● **Work to be completed**
Copy every line of the listing below word for word.

● **Element and region data**

====

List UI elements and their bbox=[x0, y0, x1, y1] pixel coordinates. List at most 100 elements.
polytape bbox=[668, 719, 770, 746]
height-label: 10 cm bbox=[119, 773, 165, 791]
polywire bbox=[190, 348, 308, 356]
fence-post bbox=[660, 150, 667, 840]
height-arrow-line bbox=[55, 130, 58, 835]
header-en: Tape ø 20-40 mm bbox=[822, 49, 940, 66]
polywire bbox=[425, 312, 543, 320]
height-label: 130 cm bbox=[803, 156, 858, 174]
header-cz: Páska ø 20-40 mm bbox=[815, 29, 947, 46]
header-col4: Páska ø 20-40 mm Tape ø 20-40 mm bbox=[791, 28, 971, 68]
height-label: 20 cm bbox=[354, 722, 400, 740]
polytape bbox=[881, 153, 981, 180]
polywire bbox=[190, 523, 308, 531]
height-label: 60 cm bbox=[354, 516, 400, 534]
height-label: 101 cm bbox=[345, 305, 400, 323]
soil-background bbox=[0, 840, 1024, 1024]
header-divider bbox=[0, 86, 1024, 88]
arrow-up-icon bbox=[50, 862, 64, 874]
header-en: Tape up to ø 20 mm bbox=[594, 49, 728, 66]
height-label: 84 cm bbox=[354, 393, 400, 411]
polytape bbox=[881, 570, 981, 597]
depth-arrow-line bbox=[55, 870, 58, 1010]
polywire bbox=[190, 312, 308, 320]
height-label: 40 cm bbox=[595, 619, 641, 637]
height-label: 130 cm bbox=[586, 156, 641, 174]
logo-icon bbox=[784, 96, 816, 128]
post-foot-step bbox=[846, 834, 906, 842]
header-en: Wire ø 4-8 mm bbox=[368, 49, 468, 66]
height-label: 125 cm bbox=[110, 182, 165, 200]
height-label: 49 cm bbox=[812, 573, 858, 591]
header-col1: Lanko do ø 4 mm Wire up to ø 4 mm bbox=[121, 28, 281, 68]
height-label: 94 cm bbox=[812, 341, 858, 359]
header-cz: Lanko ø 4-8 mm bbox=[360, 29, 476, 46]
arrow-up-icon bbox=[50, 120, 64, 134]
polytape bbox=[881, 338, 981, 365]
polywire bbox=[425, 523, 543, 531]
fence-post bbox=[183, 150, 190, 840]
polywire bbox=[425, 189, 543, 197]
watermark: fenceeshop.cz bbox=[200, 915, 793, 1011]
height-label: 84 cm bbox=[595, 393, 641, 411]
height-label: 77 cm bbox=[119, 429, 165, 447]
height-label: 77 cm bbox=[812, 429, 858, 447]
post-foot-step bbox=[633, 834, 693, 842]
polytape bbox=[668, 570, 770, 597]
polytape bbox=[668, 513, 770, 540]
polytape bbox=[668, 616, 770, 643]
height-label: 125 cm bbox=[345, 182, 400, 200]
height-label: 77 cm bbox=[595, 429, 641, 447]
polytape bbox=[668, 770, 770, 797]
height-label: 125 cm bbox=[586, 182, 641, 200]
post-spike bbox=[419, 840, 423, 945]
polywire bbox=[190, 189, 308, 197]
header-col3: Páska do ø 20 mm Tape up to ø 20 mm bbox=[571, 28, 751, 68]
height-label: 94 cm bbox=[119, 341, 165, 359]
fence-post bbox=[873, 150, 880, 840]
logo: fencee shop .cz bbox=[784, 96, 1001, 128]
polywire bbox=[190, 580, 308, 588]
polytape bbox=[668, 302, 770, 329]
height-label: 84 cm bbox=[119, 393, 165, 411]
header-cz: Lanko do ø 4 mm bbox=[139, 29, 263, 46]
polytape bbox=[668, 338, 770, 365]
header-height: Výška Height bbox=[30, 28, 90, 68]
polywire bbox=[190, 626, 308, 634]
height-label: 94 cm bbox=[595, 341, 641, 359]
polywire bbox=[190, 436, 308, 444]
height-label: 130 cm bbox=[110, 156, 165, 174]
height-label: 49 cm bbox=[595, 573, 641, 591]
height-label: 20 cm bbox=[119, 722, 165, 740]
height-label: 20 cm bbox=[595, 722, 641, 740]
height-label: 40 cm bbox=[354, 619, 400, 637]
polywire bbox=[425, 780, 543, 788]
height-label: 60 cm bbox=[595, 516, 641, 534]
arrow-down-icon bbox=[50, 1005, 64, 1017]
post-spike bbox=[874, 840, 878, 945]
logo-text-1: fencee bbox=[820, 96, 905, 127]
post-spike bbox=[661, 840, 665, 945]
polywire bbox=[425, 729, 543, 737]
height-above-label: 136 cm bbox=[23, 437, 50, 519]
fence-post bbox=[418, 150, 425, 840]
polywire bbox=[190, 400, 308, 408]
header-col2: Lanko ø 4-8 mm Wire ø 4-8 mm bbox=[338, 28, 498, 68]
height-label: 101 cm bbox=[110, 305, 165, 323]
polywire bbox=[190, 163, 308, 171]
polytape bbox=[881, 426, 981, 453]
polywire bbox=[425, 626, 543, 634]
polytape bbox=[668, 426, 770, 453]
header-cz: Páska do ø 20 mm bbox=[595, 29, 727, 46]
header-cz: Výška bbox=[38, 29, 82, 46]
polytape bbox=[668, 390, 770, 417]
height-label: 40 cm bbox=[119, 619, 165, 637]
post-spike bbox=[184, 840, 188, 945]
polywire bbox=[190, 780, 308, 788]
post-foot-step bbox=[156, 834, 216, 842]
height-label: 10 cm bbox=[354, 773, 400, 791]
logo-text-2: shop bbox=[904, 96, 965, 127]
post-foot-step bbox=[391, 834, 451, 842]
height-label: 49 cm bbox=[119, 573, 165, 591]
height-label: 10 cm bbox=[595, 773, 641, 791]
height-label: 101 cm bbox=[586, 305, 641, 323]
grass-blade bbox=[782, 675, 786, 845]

====

● **Answer**
List UI elements and their bbox=[x0, y0, x1, y1] pixel coordinates. List at most 100 elements.
polytape bbox=[668, 719, 770, 746]
height-label: 10 cm bbox=[119, 773, 165, 791]
polywire bbox=[190, 348, 308, 356]
fence-post bbox=[660, 150, 667, 840]
height-arrow-line bbox=[55, 130, 58, 835]
header-en: Tape ø 20-40 mm bbox=[822, 49, 940, 66]
polywire bbox=[425, 312, 543, 320]
height-label: 130 cm bbox=[803, 156, 858, 174]
header-cz: Páska ø 20-40 mm bbox=[815, 29, 947, 46]
header-col4: Páska ø 20-40 mm Tape ø 20-40 mm bbox=[791, 28, 971, 68]
height-label: 20 cm bbox=[354, 722, 400, 740]
polytape bbox=[881, 153, 981, 180]
polywire bbox=[190, 523, 308, 531]
height-label: 60 cm bbox=[354, 516, 400, 534]
height-label: 101 cm bbox=[345, 305, 400, 323]
soil-background bbox=[0, 840, 1024, 1024]
header-divider bbox=[0, 86, 1024, 88]
arrow-up-icon bbox=[50, 862, 64, 874]
header-en: Tape up to ø 20 mm bbox=[594, 49, 728, 66]
height-label: 84 cm bbox=[354, 393, 400, 411]
polytape bbox=[881, 570, 981, 597]
depth-arrow-line bbox=[55, 870, 58, 1010]
polywire bbox=[190, 312, 308, 320]
height-label: 40 cm bbox=[595, 619, 641, 637]
height-label: 130 cm bbox=[586, 156, 641, 174]
logo-icon bbox=[784, 96, 816, 128]
post-foot-step bbox=[846, 834, 906, 842]
header-en: Wire ø 4-8 mm bbox=[368, 49, 468, 66]
height-label: 125 cm bbox=[110, 182, 165, 200]
height-label: 49 cm bbox=[812, 573, 858, 591]
header-col1: Lanko do ø 4 mm Wire up to ø 4 mm bbox=[121, 28, 281, 68]
height-label: 94 cm bbox=[812, 341, 858, 359]
header-cz: Lanko ø 4-8 mm bbox=[360, 29, 476, 46]
arrow-up-icon bbox=[50, 120, 64, 134]
polytape bbox=[881, 338, 981, 365]
polywire bbox=[425, 523, 543, 531]
fence-post bbox=[183, 150, 190, 840]
polywire bbox=[425, 189, 543, 197]
watermark: fenceeshop.cz bbox=[200, 915, 793, 1011]
height-label: 84 cm bbox=[595, 393, 641, 411]
height-label: 77 cm bbox=[119, 429, 165, 447]
height-label: 77 cm bbox=[812, 429, 858, 447]
post-foot-step bbox=[633, 834, 693, 842]
polytape bbox=[668, 570, 770, 597]
polytape bbox=[668, 513, 770, 540]
polytape bbox=[668, 616, 770, 643]
height-label: 125 cm bbox=[345, 182, 400, 200]
height-label: 77 cm bbox=[595, 429, 641, 447]
polytape bbox=[668, 770, 770, 797]
height-label: 125 cm bbox=[586, 182, 641, 200]
post-spike bbox=[419, 840, 423, 945]
polywire bbox=[190, 189, 308, 197]
header-col3: Páska do ø 20 mm Tape up to ø 20 mm bbox=[571, 28, 751, 68]
height-label: 94 cm bbox=[119, 341, 165, 359]
fence-post bbox=[873, 150, 880, 840]
logo: fencee shop .cz bbox=[784, 96, 1001, 128]
polywire bbox=[190, 580, 308, 588]
polytape bbox=[668, 302, 770, 329]
height-label: 84 cm bbox=[119, 393, 165, 411]
header-cz: Lanko do ø 4 mm bbox=[139, 29, 263, 46]
polytape bbox=[668, 338, 770, 365]
header-height: Výška Height bbox=[30, 28, 90, 68]
polywire bbox=[190, 626, 308, 634]
height-label: 94 cm bbox=[595, 341, 641, 359]
polywire bbox=[190, 436, 308, 444]
height-label: 130 cm bbox=[110, 156, 165, 174]
height-label: 49 cm bbox=[595, 573, 641, 591]
height-label: 20 cm bbox=[119, 722, 165, 740]
height-label: 20 cm bbox=[595, 722, 641, 740]
height-label: 40 cm bbox=[354, 619, 400, 637]
polywire bbox=[425, 780, 543, 788]
height-label: 60 cm bbox=[595, 516, 641, 534]
arrow-down-icon bbox=[50, 1005, 64, 1017]
post-spike bbox=[874, 840, 878, 945]
logo-text-1: fencee bbox=[820, 96, 905, 127]
post-spike bbox=[661, 840, 665, 945]
polywire bbox=[425, 729, 543, 737]
height-above-label: 136 cm bbox=[23, 437, 50, 519]
fence-post bbox=[418, 150, 425, 840]
polywire bbox=[190, 400, 308, 408]
header-col2: Lanko ø 4-8 mm Wire ø 4-8 mm bbox=[338, 28, 498, 68]
height-label: 101 cm bbox=[110, 305, 165, 323]
polywire bbox=[190, 163, 308, 171]
polytape bbox=[881, 426, 981, 453]
polywire bbox=[425, 626, 543, 634]
polytape bbox=[668, 426, 770, 453]
header-cz: Páska do ø 20 mm bbox=[595, 29, 727, 46]
header-cz: Výška bbox=[38, 29, 82, 46]
polytape bbox=[668, 390, 770, 417]
height-label: 40 cm bbox=[119, 619, 165, 637]
post-spike bbox=[184, 840, 188, 945]
polywire bbox=[190, 780, 308, 788]
post-foot-step bbox=[156, 834, 216, 842]
height-label: 10 cm bbox=[354, 773, 400, 791]
logo-text-2: shop bbox=[904, 96, 965, 127]
post-foot-step bbox=[391, 834, 451, 842]
height-label: 49 cm bbox=[119, 573, 165, 591]
height-label: 10 cm bbox=[595, 773, 641, 791]
height-label: 101 cm bbox=[586, 305, 641, 323]
grass-blade bbox=[782, 675, 786, 845]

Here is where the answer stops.